◆ **ROWS**:

+===+

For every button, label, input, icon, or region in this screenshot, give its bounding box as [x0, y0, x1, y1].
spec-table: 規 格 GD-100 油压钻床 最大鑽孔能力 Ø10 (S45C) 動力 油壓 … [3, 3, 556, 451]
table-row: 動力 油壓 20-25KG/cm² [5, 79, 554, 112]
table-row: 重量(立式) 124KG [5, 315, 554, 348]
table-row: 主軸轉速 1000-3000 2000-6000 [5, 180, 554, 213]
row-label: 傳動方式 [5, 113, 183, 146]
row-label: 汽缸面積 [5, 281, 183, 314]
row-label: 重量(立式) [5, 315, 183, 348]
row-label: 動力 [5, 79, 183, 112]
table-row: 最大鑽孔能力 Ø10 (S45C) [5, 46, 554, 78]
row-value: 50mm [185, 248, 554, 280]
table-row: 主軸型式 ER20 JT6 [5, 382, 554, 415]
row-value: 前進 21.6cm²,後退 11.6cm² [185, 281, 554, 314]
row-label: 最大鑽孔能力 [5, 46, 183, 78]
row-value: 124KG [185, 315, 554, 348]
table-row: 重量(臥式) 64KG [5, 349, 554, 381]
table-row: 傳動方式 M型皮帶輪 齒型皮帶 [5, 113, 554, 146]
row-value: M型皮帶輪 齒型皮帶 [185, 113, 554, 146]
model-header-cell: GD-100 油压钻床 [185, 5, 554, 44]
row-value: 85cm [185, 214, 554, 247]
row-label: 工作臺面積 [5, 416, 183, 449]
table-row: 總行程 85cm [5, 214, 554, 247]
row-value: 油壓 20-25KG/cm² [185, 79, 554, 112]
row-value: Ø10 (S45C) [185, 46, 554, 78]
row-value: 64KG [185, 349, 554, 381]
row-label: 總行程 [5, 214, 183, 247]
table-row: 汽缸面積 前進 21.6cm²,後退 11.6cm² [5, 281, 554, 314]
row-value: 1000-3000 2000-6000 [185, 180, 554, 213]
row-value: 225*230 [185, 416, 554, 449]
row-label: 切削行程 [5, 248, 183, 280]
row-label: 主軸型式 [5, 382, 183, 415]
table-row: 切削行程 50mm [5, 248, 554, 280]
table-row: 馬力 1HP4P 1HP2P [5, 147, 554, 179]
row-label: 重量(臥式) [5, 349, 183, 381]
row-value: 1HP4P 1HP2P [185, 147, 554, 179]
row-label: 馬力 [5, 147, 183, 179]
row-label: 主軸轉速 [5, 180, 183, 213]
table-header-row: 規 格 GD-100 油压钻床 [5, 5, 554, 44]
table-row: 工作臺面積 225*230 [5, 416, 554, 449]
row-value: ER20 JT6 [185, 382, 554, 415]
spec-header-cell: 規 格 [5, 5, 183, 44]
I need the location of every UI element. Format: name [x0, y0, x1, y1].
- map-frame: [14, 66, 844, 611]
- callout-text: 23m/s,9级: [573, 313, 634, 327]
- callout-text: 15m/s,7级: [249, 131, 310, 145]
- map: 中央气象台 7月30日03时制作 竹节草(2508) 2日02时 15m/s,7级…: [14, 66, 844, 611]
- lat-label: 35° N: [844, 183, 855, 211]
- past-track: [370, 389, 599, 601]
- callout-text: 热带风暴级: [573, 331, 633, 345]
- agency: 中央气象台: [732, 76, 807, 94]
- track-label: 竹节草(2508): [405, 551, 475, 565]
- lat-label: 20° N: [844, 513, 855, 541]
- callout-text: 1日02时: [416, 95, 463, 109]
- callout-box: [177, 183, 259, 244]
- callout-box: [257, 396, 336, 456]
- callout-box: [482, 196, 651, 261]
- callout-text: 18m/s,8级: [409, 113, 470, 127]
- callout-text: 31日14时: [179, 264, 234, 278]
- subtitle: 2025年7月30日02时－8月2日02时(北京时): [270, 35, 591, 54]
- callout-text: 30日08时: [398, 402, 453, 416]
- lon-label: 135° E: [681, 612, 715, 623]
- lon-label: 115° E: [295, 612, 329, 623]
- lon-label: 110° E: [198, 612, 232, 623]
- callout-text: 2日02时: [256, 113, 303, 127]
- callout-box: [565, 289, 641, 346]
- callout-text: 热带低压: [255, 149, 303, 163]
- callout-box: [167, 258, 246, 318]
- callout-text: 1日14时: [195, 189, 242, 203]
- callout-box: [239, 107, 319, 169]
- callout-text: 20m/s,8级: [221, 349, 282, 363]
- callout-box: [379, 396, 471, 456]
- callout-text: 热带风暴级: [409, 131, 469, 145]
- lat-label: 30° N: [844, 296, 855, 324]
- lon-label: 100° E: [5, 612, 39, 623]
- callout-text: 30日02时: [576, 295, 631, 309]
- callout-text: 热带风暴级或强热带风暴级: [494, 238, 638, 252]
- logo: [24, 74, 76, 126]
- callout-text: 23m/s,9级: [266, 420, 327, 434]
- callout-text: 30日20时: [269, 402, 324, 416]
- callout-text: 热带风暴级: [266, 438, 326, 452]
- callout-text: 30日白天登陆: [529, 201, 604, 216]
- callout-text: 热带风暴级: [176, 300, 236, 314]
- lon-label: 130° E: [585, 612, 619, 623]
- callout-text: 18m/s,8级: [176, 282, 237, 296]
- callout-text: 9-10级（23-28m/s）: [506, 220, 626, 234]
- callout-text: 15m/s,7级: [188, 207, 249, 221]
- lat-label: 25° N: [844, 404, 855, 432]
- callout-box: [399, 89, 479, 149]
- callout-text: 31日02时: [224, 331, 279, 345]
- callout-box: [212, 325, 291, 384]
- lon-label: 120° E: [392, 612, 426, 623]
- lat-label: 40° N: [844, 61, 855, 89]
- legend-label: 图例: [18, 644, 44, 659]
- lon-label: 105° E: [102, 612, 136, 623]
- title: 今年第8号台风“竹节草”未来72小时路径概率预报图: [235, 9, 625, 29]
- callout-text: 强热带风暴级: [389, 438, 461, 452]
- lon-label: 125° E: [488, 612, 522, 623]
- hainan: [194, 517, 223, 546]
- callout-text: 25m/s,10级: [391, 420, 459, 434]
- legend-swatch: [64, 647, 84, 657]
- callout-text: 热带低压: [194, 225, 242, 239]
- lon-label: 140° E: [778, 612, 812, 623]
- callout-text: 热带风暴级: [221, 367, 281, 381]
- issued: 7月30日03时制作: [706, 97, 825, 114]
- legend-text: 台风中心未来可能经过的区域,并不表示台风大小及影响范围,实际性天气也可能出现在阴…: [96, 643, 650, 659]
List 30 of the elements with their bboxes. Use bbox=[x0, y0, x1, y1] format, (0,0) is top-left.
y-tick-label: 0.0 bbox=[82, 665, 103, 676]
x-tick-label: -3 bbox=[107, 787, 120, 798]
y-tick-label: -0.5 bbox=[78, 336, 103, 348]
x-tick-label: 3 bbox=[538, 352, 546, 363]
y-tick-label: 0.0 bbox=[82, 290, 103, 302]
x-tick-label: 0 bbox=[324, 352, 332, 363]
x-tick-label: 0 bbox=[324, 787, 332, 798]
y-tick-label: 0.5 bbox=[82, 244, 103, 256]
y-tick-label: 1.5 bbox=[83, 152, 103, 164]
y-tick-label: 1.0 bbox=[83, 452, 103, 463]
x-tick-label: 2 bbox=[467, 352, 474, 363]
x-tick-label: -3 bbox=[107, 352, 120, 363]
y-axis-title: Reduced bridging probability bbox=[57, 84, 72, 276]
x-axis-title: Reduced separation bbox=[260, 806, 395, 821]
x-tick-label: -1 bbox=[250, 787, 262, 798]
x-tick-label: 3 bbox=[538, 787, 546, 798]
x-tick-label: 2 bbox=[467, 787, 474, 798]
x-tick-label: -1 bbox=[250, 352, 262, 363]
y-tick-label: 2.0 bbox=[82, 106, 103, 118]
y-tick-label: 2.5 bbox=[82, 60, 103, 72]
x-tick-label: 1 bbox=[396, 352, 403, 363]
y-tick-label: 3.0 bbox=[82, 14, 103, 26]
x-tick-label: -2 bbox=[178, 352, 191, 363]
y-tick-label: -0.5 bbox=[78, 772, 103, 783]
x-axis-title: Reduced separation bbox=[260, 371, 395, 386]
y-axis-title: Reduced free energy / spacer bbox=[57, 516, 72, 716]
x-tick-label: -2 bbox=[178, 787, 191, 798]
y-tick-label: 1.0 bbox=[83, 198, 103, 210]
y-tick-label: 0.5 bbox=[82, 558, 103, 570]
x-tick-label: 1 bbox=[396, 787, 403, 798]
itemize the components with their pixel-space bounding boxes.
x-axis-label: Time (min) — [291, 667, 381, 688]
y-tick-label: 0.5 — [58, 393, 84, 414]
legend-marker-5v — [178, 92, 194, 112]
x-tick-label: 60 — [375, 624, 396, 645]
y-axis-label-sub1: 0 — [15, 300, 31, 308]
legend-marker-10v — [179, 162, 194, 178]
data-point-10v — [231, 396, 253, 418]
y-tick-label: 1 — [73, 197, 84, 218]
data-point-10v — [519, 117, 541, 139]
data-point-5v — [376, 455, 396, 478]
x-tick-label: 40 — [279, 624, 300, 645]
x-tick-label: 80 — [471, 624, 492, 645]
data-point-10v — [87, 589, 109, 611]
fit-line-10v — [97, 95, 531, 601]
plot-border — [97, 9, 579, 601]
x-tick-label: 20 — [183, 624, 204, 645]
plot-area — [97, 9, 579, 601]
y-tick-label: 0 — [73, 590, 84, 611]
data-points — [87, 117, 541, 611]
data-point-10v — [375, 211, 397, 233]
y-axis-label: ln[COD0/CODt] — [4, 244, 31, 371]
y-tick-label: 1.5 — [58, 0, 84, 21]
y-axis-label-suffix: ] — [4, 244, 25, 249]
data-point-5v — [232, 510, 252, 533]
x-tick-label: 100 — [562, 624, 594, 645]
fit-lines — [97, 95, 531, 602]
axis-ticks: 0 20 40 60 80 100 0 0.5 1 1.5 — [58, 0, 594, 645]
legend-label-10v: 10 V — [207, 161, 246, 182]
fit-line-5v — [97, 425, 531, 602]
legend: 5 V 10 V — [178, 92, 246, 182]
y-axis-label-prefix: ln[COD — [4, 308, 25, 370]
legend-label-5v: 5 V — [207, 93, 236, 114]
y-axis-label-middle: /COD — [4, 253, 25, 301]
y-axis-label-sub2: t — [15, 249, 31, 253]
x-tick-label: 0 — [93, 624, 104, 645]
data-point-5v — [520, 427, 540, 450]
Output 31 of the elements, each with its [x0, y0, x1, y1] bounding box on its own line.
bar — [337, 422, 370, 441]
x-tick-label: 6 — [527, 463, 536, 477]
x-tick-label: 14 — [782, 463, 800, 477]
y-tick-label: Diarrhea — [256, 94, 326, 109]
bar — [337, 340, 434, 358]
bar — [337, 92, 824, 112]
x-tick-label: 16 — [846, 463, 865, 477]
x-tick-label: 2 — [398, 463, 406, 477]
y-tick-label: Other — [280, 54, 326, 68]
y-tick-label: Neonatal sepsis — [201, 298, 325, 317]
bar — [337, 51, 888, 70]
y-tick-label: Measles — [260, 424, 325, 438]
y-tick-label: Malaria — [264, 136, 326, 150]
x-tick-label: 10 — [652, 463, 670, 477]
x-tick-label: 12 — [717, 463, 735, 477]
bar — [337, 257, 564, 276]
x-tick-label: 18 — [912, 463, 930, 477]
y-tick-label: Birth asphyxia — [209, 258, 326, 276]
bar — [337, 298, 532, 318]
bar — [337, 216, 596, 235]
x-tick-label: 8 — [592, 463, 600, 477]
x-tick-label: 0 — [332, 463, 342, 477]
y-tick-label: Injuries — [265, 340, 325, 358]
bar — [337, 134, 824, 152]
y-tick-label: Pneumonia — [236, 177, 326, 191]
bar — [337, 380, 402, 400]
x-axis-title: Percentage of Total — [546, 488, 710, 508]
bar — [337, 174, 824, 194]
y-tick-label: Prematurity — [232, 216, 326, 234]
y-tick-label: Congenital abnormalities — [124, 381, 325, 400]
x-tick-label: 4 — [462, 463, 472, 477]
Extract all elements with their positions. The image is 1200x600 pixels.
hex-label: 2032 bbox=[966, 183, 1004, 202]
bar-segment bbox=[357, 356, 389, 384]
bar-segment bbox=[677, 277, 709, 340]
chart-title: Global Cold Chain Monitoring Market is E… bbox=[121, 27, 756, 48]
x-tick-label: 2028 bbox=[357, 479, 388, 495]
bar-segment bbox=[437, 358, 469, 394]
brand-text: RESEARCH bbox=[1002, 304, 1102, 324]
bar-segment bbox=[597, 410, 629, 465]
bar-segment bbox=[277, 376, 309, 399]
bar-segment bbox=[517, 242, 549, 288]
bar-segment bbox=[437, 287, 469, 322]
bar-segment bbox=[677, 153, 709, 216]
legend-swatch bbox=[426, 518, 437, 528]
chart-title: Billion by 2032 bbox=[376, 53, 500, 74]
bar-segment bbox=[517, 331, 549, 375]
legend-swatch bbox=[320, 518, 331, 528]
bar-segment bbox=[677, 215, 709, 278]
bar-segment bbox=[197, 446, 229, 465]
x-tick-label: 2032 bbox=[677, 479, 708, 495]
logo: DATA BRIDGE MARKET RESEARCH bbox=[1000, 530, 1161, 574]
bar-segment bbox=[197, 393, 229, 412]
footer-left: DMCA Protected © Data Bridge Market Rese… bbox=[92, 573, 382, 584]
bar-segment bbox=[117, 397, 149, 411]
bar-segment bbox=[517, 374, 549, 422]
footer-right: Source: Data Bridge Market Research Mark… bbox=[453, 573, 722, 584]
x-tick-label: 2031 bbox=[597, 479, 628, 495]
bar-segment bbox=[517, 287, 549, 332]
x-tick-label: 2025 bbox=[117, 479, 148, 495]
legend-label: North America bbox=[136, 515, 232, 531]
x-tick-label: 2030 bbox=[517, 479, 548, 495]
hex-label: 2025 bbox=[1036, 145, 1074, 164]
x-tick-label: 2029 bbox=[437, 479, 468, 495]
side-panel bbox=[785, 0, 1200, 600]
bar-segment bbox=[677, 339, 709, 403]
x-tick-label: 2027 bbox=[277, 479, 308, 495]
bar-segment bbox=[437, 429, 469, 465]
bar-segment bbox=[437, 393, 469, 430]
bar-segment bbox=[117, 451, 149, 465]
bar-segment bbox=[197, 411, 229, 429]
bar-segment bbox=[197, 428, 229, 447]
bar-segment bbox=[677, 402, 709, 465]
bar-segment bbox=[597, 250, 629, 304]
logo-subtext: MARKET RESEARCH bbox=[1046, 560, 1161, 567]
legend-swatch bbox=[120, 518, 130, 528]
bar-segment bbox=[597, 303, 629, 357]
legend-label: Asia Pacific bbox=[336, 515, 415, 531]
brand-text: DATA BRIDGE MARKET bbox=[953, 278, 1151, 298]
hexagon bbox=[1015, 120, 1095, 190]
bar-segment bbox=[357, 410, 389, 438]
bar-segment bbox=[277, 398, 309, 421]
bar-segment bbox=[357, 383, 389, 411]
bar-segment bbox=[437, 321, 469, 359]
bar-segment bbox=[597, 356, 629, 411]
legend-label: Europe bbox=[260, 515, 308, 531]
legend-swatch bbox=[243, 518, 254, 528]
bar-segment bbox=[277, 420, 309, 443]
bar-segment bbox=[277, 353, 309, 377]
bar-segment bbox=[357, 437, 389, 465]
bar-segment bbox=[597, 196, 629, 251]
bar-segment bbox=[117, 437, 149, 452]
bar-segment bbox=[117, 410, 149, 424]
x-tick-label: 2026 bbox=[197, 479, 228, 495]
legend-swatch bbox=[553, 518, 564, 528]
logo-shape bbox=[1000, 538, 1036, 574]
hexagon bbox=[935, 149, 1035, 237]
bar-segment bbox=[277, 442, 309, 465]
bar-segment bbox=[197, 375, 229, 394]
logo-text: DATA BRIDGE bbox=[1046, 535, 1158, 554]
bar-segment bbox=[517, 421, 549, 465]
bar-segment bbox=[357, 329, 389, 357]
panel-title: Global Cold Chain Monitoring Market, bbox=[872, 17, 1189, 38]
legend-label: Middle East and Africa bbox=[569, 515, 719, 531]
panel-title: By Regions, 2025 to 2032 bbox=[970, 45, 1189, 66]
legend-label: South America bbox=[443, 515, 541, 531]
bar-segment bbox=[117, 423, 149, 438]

+===+

◆ **WHAT IS REQUIRED**: Report all lines of the listing above that contain the word "every".

◆ **SOLUTION FOR THIS TASK**:
For every button, label, input, icon, or region in this screenshot, give its bounding box as [x0, y0, x1, y1].
I need the location of every UI element. Format: name [x0, y0, x1, y1].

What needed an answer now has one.